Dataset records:
::::::

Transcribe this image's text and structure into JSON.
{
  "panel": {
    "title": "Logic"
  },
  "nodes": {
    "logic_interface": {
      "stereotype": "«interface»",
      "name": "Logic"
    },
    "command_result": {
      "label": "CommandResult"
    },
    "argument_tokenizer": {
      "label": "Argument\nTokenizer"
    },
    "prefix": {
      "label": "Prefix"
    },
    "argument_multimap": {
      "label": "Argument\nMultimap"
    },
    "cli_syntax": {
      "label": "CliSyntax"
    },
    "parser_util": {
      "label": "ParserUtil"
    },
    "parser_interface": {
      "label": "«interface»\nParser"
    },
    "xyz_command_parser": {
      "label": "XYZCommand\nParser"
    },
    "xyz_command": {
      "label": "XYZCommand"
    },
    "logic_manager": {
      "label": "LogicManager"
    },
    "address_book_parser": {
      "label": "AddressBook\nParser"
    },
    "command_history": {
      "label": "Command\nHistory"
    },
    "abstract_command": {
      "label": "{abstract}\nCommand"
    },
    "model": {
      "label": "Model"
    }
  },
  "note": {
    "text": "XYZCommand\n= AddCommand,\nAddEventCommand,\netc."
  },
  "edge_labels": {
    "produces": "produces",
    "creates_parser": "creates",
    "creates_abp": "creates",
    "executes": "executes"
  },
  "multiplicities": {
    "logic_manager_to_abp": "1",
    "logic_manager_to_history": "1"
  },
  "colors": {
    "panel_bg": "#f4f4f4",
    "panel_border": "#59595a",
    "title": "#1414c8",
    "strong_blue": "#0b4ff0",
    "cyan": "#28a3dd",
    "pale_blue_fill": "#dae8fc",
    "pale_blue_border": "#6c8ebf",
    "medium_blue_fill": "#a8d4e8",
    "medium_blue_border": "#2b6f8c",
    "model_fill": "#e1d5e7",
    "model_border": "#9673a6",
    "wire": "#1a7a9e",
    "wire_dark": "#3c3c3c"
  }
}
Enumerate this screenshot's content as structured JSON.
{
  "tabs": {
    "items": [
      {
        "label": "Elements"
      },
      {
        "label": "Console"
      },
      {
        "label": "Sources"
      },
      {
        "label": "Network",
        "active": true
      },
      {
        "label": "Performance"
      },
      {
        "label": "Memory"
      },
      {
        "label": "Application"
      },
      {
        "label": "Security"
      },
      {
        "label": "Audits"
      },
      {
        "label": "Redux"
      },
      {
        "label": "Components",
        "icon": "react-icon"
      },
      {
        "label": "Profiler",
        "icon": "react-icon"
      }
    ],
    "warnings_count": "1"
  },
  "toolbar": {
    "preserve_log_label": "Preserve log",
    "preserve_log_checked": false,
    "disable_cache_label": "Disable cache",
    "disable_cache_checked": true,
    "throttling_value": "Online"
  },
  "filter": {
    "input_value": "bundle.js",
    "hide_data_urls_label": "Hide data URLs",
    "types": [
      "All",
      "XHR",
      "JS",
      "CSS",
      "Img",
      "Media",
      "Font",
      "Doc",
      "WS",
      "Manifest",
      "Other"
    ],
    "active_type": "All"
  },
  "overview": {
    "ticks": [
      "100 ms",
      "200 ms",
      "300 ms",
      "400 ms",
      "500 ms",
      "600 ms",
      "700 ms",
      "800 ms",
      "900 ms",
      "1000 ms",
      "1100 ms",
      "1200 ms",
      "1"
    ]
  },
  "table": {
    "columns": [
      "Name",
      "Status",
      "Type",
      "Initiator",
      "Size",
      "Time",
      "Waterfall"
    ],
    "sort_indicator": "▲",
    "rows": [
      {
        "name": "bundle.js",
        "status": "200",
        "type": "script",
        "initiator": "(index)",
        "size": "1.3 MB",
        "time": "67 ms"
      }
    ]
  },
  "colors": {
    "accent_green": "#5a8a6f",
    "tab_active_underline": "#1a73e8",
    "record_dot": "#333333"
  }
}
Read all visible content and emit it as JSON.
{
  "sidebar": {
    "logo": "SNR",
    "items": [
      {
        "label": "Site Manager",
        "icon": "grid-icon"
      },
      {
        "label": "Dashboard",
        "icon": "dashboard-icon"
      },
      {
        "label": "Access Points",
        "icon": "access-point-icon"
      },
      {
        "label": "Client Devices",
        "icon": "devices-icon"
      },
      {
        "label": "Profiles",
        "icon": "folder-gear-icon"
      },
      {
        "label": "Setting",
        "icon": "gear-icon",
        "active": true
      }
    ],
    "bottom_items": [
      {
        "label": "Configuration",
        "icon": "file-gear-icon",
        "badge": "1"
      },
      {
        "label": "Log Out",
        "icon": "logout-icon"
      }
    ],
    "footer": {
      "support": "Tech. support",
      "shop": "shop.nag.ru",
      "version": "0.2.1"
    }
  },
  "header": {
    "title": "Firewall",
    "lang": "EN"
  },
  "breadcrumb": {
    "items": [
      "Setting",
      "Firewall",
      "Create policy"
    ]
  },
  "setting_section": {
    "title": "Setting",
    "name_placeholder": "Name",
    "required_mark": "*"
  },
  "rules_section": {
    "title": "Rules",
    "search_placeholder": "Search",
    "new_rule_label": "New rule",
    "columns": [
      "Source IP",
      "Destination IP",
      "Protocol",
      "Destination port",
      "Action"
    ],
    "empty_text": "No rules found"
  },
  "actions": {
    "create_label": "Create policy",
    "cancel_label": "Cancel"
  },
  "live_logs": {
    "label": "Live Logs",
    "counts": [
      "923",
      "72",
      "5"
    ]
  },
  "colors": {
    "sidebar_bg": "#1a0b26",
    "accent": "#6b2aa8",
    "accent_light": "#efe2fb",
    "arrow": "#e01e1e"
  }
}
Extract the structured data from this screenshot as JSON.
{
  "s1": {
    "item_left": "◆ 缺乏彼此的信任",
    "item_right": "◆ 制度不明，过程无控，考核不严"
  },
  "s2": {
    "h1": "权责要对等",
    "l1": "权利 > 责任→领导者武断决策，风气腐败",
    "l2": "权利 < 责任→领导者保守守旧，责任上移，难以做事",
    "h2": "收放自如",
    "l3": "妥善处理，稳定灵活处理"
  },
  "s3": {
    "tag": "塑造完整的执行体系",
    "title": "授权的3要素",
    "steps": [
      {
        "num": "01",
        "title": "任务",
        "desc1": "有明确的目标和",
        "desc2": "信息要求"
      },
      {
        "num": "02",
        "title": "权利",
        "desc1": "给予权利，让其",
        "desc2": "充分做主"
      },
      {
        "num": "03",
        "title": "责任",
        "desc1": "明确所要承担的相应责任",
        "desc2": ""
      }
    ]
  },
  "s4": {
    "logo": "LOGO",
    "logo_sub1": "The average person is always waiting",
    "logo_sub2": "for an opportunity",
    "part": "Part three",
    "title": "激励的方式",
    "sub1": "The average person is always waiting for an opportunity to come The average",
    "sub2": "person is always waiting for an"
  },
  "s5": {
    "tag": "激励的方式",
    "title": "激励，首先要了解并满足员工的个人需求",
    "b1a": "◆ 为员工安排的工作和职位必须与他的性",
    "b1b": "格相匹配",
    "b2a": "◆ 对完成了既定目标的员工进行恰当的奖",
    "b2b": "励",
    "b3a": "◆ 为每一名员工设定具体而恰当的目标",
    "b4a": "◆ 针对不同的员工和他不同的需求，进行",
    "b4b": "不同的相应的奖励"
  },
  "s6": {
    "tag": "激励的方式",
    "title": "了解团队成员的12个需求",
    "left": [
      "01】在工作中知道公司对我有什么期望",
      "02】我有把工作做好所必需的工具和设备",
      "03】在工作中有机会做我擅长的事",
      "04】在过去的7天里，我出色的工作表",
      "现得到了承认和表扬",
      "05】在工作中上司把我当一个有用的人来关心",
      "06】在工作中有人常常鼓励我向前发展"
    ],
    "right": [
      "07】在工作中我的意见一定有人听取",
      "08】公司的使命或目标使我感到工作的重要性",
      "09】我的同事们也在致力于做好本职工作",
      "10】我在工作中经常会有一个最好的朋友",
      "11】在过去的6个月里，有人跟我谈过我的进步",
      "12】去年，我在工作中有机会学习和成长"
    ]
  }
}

::::::

* **STATED GOAL**
Give again only the lines starting at the one that contains "Extract the structured" and running to the end of the data.

* **PROBLEM SOLUTION**
Extract the structured data from this screenshot as JSON.
{
  "s1": {
    "item_left": "◆ 缺乏彼此的信任",
    "item_right": "◆ 制度不明，过程无控，考核不严"
  },
  "s2": {
    "h1": "权责要对等",
    "l1": "权利 > 责任→领导者武断决策，风气腐败",
    "l2": "权利 < 责任→领导者保守守旧，责任上移，难以做事",
    "h2": "收放自如",
    "l3": "妥善处理，稳定灵活处理"
  },
  "s3": {
    "tag": "塑造完整的执行体系",
    "title": "授权的3要素",
    "steps": [
      {
        "num": "01",
        "title": "任务",
        "desc1": "有明确的目标和",
        "desc2": "信息要求"
      },
      {
        "num": "02",
        "title": "权利",
        "desc1": "给予权利，让其",
        "desc2": "充分做主"
      },
      {
        "num": "03",
        "title": "责任",
        "desc1": "明确所要承担的相应责任",
        "desc2": ""
      }
    ]
  },
  "s4": {
    "logo": "LOGO",
    "logo_sub1": "The average person is always waiting",
    "logo_sub2": "for an opportunity",
    "part": "Part three",
    "title": "激励的方式",
    "sub1": "The average person is always waiting for an opportunity to come The average",
    "sub2": "person is always waiting for an"
  },
  "s5": {
    "tag": "激励的方式",
    "title": "激励，首先要了解并满足员工的个人需求",
    "b1a": "◆ 为员工安排的工作和职位必须与他的性",
    "b1b": "格相匹配",
    "b2a": "◆ 对完成了既定目标的员工进行恰当的奖",
    "b2b": "励",
    "b3a": "◆ 为每一名员工设定具体而恰当的目标",
    "b4a": "◆ 针对不同的员工和他不同的需求，进行",
    "b4b": "不同的相应的奖励"
  },
  "s6": {
    "tag": "激励的方式",
    "title": "了解团队成员的12个需求",
    "left": [
      "01】在工作中知道公司对我有什么期望",
      "02】我有把工作做好所必需的工具和设备",
      "03】在工作中有机会做我擅长的事",
      "04】在过去的7天里，我出色的工作表",
      "现得到了承认和表扬",
      "05】在工作中上司把我当一个有用的人来关心",
      "06】在工作中有人常常鼓励我向前发展"
    ],
    "right": [
      "07】在工作中我的意见一定有人听取",
      "08】公司的使命或目标使我感到工作的重要性",
      "09】我的同事们也在致力于做好本职工作",
      "10】我在工作中经常会有一个最好的朋友",
      "11】在过去的6个月里，有人跟我谈过我的进步",
      "12】去年，我在工作中有机会学习和成长"
    ]
  }
}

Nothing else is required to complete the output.